== Input rows ==
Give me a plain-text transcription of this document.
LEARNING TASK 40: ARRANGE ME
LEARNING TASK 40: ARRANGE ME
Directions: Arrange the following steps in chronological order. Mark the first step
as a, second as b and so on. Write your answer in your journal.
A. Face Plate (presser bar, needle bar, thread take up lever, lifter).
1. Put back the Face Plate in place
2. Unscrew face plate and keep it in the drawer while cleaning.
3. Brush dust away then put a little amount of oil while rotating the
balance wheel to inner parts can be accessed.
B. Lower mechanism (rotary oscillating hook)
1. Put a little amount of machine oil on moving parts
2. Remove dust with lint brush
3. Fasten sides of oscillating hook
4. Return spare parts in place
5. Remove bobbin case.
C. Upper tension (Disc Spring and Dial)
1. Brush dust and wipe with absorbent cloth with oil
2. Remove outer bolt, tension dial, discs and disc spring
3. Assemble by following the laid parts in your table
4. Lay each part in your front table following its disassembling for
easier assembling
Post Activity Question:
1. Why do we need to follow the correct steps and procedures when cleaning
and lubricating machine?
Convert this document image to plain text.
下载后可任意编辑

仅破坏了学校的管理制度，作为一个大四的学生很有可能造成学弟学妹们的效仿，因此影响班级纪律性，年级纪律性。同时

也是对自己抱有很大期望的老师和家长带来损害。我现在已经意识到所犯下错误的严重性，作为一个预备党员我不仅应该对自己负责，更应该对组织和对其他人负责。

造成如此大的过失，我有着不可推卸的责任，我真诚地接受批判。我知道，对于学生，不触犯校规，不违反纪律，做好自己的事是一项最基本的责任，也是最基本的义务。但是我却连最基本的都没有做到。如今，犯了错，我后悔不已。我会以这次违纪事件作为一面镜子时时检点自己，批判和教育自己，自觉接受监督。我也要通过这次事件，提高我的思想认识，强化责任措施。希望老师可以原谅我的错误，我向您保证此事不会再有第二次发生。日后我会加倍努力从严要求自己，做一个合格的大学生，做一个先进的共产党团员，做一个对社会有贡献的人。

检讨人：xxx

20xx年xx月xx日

== Given exercise ==
Identify and copy all lines with the word "Remove".

== Reply ==
2. Remove dust with lint brush
5. Remove bobbin case.
2. Remove outer bolt, tension dial, discs and disc spring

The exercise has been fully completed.